## Given task:
Restate the complete material exactly.

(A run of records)
------------------------------------------------------------------------

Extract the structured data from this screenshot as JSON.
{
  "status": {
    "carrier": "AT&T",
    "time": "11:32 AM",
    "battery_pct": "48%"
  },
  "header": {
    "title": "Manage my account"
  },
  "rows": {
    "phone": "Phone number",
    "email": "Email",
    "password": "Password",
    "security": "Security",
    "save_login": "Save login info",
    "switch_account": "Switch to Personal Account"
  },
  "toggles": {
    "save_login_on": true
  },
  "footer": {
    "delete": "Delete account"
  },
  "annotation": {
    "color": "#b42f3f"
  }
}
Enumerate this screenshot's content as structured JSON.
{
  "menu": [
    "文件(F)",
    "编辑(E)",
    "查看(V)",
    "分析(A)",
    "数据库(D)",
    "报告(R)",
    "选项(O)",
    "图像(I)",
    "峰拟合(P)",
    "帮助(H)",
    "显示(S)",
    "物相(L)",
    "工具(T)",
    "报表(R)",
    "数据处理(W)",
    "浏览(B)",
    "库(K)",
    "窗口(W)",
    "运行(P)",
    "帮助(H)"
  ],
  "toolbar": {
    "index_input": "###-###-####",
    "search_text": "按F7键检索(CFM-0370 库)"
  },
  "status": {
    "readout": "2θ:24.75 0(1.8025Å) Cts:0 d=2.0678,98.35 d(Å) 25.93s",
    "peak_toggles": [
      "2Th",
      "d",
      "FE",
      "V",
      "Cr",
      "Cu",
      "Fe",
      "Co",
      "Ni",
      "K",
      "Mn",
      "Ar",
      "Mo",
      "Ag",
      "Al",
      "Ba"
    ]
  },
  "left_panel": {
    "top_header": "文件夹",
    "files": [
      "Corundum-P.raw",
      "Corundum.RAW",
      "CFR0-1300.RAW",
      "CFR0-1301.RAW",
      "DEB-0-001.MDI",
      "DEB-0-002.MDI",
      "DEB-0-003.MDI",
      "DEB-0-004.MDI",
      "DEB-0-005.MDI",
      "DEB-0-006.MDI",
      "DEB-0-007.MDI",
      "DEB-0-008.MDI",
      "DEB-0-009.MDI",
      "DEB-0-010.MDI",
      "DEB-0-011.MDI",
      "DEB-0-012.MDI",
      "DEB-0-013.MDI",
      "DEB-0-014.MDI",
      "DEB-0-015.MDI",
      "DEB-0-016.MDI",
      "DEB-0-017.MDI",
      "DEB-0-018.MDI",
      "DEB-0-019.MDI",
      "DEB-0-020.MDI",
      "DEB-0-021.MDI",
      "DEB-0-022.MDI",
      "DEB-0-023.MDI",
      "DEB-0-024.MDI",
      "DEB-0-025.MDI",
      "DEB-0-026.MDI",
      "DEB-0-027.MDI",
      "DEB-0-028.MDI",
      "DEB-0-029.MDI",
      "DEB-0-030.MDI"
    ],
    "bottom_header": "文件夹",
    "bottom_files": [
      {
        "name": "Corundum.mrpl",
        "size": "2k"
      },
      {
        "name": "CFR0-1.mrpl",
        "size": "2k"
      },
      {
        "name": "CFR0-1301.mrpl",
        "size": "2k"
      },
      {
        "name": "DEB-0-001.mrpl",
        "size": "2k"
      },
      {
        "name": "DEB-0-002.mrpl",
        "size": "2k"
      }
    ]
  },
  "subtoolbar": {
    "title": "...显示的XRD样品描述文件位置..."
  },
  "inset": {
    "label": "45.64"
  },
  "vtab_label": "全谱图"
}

------------------------------------------------------------------------

## Result of this task:
Extract the structured data from this screenshot as JSON.
{
  "status": {
    "carrier": "AT&T",
    "time": "11:32 AM",
    "battery_pct": "48%"
  },
  "header": {
    "title": "Manage my account"
  },
  "rows": {
    "phone": "Phone number",
    "email": "Email",
    "password": "Password",
    "security": "Security",
    "save_login": "Save login info",
    "switch_account": "Switch to Personal Account"
  },
  "toggles": {
    "save_login_on": true
  },
  "footer": {
    "delete": "Delete account"
  },
  "annotation": {
    "color": "#b42f3f"
  }
}
Enumerate this screenshot's content as structured JSON.
{
  "menu": [
    "文件(F)",
    "编辑(E)",
    "查看(V)",
    "分析(A)",
    "数据库(D)",
    "报告(R)",
    "选项(O)",
    "图像(I)",
    "峰拟合(P)",
    "帮助(H)",
    "显示(S)",
    "物相(L)",
    "工具(T)",
    "报表(R)",
    "数据处理(W)",
    "浏览(B)",
    "库(K)",
    "窗口(W)",
    "运行(P)",
    "帮助(H)"
  ],
  "toolbar": {
    "index_input": "###-###-####",
    "search_text": "按F7键检索(CFM-0370 库)"
  },
  "status": {
    "readout": "2θ:24.75 0(1.8025Å) Cts:0 d=2.0678,98.35 d(Å) 25.93s",
    "peak_toggles": [
      "2Th",
      "d",
      "FE",
      "V",
      "Cr",
      "Cu",
      "Fe",
      "Co",
      "Ni",
      "K",
      "Mn",
      "Ar",
      "Mo",
      "Ag",
      "Al",
      "Ba"
    ]
  },
  "left_panel": {
    "top_header": "文件夹",
    "files": [
      "Corundum-P.raw",
      "Corundum.RAW",
      "CFR0-1300.RAW",
      "CFR0-1301.RAW",
      "DEB-0-001.MDI",
      "DEB-0-002.MDI",
      "DEB-0-003.MDI",
      "DEB-0-004.MDI",
      "DEB-0-005.MDI",
      "DEB-0-006.MDI",
      "DEB-0-007.MDI",
      "DEB-0-008.MDI",
      "DEB-0-009.MDI",
      "DEB-0-010.MDI",
      "DEB-0-011.MDI",
      "DEB-0-012.MDI",
      "DEB-0-013.MDI",
      "DEB-0-014.MDI",
      "DEB-0-015.MDI",
      "DEB-0-016.MDI",
      "DEB-0-017.MDI",
      "DEB-0-018.MDI",
      "DEB-0-019.MDI",
      "DEB-0-020.MDI",
      "DEB-0-021.MDI",
      "DEB-0-022.MDI",
      "DEB-0-023.MDI",
      "DEB-0-024.MDI",
      "DEB-0-025.MDI",
      "DEB-0-026.MDI",
      "DEB-0-027.MDI",
      "DEB-0-028.MDI",
      "DEB-0-029.MDI",
      "DEB-0-030.MDI"
    ],
    "bottom_header": "文件夹",
    "bottom_files": [
      {
        "name": "Corundum.mrpl",
        "size": "2k"
      },
      {
        "name": "CFR0-1.mrpl",
        "size": "2k"
      },
      {
        "name": "CFR0-1301.mrpl",
        "size": "2k"
      },
      {
        "name": "DEB-0-001.mrpl",
        "size": "2k"
      },
      {
        "name": "DEB-0-002.mrpl",
        "size": "2k"
      }
    ]
  },
  "subtoolbar": {
    "title": "...显示的XRD样品描述文件位置..."
  },
  "inset": {
    "label": "45.64"
  },
  "vtab_label": "全谱图"
}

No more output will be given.